**Exercise brief:** Down to the last line, write out the entries below exactly and omit all pictures.

(Document page data)
- Opening Delimiter -

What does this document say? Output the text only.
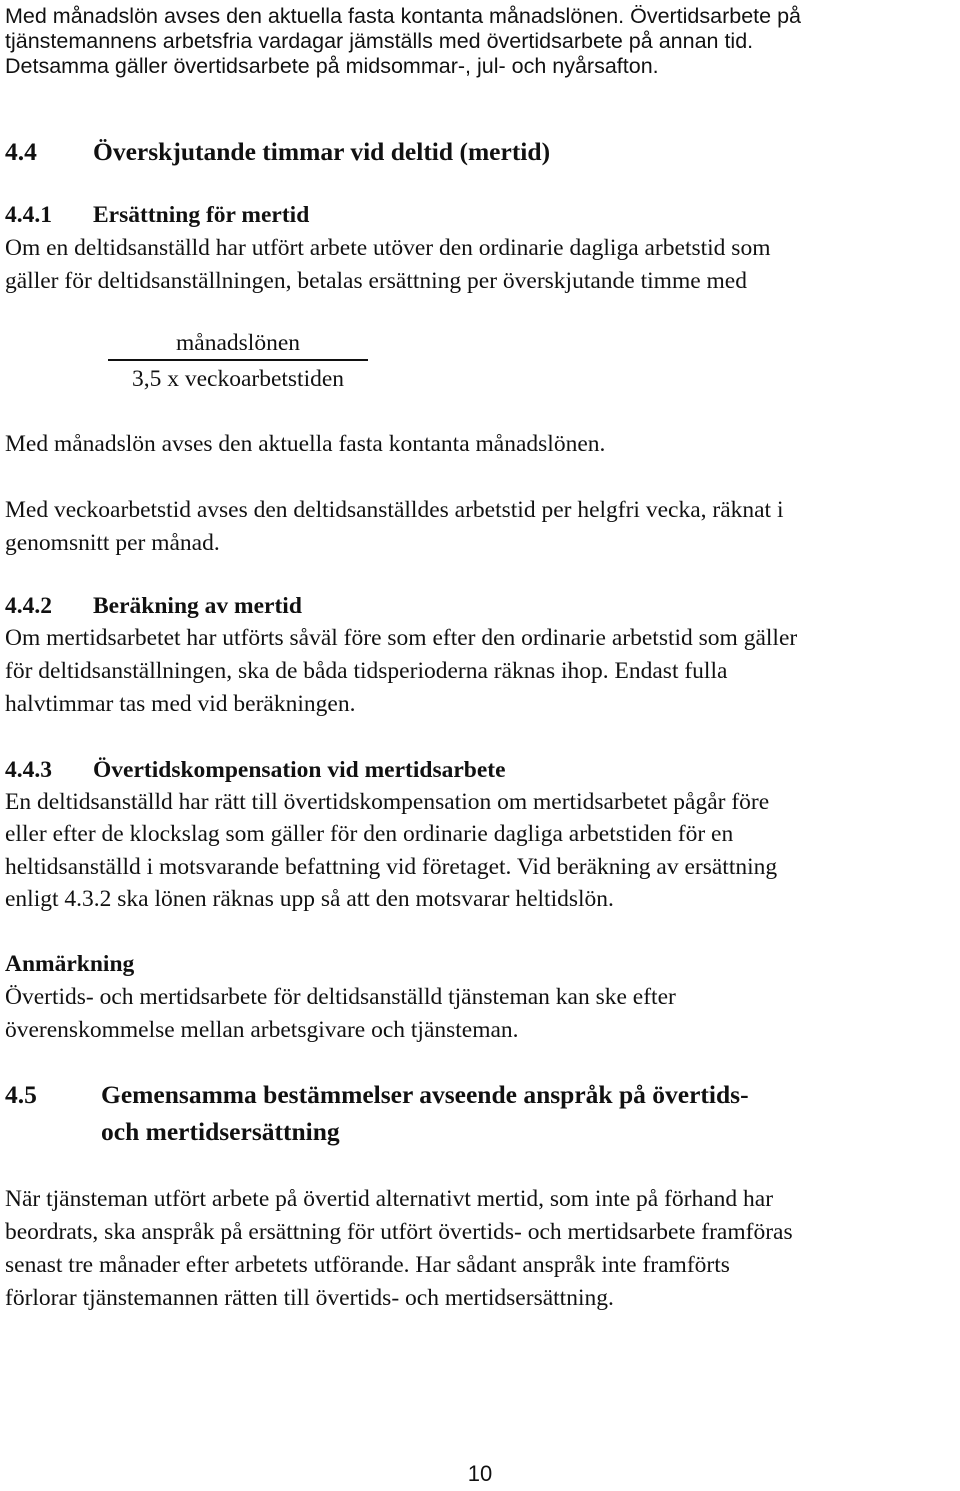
Med månadslön avses den aktuella fasta kontanta månadslönen. Övertidsarbete på
tjänstemannens arbetsfria vardagar jämställs med övertidsarbete på annan tid.
Detsamma gäller övertidsarbete på midsommar-, jul- och nyårsafton.
4.4 Överskjutande timmar vid deltid (mertid)
4.4.1 Ersättning för mertid
Om en deltidsanställd har utfört arbete utöver den ordinarie dagliga arbetstid som
gäller för deltidsanställningen, betalas ersättning per överskjutande timme med
månadslönen
3,5 x veckoarbetstiden
Med månadslön avses den aktuella fasta kontanta månadslönen.
Med veckoarbetstid avses den deltidsanställdes arbetstid per helgfri vecka, räknat i
genomsnitt per månad.
4.4.2 Beräkning av mertid
Om mertidsarbetet har utförts såväl före som efter den ordinarie arbetstid som gäller
för deltidsanställningen, ska de båda tidsperioderna räknas ihop. Endast fulla
halvtimmar tas med vid beräkningen.
4.4.3 Övertidskompensation vid mertidsarbete
En deltidsanställd har rätt till övertidskompensation om mertidsarbetet pågår före
eller efter de klockslag som gäller för den ordinarie dagliga arbetstiden för en
heltidsanställd i motsvarande befattning vid företaget. Vid beräkning av ersättning
enligt 4.3.2 ska lönen räknas upp så att den motsvarar heltidslön.
Anmärkning
Övertids- och mertidsarbete för deltidsanställd tjänsteman kan ske efter
överenskommelse mellan arbetsgivare och tjänsteman.
4.5	Gemensamma bestämmelser avseende anspråk på övertids-
och mertidsersättning
När tjänsteman utfört arbete på övertid alternativt mertid, som inte på förhand har
beordrats, ska anspråk på ersättning för utfört övertids- och mertidsarbete framföras
senast tre månader efter arbetets utförande. Har sådant anspråk inte framförts
förlorar tjänstemannen rätten till övertids- och mertidsersättning.
10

- Closing Delimiter -

**The answer:**
What does this document say? Output the text only.
Med månadslön avses den aktuella fasta kontanta månadslönen. Övertidsarbete på
tjänstemannens arbetsfria vardagar jämställs med övertidsarbete på annan tid.
Detsamma gäller övertidsarbete på midsommar-, jul- och nyårsafton.
4.4 Överskjutande timmar vid deltid (mertid)
4.4.1 Ersättning för mertid
Om en deltidsanställd har utfört arbete utöver den ordinarie dagliga arbetstid som
gäller för deltidsanställningen, betalas ersättning per överskjutande timme med
månadslönen
3,5 x veckoarbetstiden
Med månadslön avses den aktuella fasta kontanta månadslönen.
Med veckoarbetstid avses den deltidsanställdes arbetstid per helgfri vecka, räknat i
genomsnitt per månad.
4.4.2 Beräkning av mertid
Om mertidsarbetet har utförts såväl före som efter den ordinarie arbetstid som gäller
för deltidsanställningen, ska de båda tidsperioderna räknas ihop. Endast fulla
halvtimmar tas med vid beräkningen.
4.4.3 Övertidskompensation vid mertidsarbete
En deltidsanställd har rätt till övertidskompensation om mertidsarbetet pågår före
eller efter de klockslag som gäller för den ordinarie dagliga arbetstiden för en
heltidsanställd i motsvarande befattning vid företaget. Vid beräkning av ersättning
enligt 4.3.2 ska lönen räknas upp så att den motsvarar heltidslön.
Anmärkning
Övertids- och mertidsarbete för deltidsanställd tjänsteman kan ske efter
överenskommelse mellan arbetsgivare och tjänsteman.
4.5	Gemensamma bestämmelser avseende anspråk på övertids-
och mertidsersättning
När tjänsteman utfört arbete på övertid alternativt mertid, som inte på förhand har
beordrats, ska anspråk på ersättning för utfört övertids- och mertidsarbete framföras
senast tre månader efter arbetets utförande. Har sådant anspråk inte framförts
förlorar tjänstemannen rätten till övertids- och mertidsersättning.
10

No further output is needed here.